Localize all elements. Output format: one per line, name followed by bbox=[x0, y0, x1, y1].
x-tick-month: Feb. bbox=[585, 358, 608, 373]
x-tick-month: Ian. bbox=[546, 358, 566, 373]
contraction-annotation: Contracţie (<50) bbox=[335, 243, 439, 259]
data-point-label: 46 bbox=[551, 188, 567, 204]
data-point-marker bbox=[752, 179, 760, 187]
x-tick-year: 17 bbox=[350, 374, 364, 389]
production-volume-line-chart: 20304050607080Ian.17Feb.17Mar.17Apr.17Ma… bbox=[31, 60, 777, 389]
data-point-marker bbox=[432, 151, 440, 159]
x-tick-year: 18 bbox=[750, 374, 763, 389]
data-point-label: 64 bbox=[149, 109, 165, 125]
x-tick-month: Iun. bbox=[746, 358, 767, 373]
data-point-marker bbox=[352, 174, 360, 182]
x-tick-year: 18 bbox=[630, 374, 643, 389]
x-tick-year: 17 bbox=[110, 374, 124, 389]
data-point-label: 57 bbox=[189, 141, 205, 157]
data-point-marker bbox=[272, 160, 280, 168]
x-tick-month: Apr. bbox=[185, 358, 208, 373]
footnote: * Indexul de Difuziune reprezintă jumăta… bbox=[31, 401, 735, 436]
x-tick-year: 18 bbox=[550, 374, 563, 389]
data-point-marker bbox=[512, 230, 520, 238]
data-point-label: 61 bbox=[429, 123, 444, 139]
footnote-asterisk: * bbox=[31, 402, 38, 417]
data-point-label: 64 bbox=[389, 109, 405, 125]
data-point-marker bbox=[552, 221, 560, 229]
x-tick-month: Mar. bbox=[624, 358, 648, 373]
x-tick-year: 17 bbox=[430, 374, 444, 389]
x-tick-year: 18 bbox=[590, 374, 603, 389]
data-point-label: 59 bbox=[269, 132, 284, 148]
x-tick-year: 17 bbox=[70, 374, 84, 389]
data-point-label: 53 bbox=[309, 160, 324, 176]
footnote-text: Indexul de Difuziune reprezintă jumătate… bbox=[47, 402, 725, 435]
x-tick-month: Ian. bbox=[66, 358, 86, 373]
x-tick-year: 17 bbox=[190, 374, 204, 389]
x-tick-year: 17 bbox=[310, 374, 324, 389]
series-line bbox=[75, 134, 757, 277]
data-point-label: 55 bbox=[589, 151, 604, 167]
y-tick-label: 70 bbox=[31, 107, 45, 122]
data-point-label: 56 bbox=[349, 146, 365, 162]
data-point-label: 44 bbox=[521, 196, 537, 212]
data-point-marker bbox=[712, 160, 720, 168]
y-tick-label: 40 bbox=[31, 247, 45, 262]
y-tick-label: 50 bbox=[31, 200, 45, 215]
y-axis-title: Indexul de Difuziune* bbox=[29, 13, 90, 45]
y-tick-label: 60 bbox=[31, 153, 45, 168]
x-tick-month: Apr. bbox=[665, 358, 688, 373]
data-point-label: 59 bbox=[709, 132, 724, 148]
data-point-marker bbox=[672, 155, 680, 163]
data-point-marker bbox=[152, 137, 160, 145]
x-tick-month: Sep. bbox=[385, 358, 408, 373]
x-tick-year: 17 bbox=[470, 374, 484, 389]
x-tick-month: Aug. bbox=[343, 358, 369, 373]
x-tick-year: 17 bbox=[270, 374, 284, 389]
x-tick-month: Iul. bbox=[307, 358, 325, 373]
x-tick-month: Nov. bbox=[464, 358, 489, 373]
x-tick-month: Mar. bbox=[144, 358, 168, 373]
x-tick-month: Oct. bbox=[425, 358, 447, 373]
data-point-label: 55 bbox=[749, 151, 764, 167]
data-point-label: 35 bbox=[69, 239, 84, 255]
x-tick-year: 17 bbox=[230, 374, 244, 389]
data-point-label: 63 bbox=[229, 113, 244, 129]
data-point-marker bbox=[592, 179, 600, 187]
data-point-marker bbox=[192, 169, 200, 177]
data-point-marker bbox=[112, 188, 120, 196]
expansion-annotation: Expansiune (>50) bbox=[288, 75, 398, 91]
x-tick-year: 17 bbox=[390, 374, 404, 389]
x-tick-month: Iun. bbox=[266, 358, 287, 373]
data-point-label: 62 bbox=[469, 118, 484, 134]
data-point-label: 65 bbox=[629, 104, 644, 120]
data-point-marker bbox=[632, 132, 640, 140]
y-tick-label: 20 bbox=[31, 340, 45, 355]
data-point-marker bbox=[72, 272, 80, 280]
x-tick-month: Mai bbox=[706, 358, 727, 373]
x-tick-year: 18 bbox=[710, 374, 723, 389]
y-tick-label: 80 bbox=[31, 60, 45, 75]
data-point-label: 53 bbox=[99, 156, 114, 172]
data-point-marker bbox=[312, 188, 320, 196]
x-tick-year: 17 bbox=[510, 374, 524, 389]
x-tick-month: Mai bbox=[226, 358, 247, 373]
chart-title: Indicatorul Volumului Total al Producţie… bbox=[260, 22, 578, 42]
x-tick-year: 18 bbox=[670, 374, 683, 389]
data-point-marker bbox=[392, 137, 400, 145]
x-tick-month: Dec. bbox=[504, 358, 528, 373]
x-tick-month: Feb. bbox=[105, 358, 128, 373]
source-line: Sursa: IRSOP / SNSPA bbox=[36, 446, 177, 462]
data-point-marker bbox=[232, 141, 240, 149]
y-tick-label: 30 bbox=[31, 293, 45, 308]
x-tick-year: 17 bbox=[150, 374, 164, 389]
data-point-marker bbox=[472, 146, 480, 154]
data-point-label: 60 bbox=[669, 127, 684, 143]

Требование → Соберите все строки листинга выше, в которых встречается слово «annotation», и приведите их без изменений.

Выполненное задание →
contraction-annotation: Contracţie (<50) bbox=[335, 243, 439, 259]
expansion-annotation: Expansiune (>50) bbox=[288, 75, 398, 91]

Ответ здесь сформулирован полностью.